EXERCISE DATA:
========

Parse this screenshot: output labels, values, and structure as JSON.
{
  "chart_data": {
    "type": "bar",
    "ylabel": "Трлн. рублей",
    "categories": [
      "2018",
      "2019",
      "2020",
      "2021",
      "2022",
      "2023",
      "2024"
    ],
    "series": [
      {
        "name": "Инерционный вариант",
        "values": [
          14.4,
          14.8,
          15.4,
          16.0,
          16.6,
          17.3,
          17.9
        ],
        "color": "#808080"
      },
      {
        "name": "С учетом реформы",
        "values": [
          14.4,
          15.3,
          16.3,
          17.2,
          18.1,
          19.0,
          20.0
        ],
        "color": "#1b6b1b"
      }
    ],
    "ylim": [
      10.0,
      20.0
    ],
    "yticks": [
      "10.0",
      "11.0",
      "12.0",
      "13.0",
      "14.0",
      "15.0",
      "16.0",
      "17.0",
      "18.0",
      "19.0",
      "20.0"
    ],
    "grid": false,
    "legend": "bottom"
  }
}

========

EXERCISE BRIEF:
Quote all the records. Keep every word exact.

THE REPLY:
Parse this screenshot: output labels, values, and structure as JSON.
{
  "chart_data": {
    "type": "bar",
    "ylabel": "Трлн. рублей",
    "categories": [
      "2018",
      "2019",
      "2020",
      "2021",
      "2022",
      "2023",
      "2024"
    ],
    "series": [
      {
        "name": "Инерционный вариант",
        "values": [
          14.4,
          14.8,
          15.4,
          16.0,
          16.6,
          17.3,
          17.9
        ],
        "color": "#808080"
      },
      {
        "name": "С учетом реформы",
        "values": [
          14.4,
          15.3,
          16.3,
          17.2,
          18.1,
          19.0,
          20.0
        ],
        "color": "#1b6b1b"
      }
    ],
    "ylim": [
      10.0,
      20.0
    ],
    "yticks": [
      "10.0",
      "11.0",
      "12.0",
      "13.0",
      "14.0",
      "15.0",
      "16.0",
      "17.0",
      "18.0",
      "19.0",
      "20.0"
    ],
    "grid": false,
    "legend": "bottom"
  }
}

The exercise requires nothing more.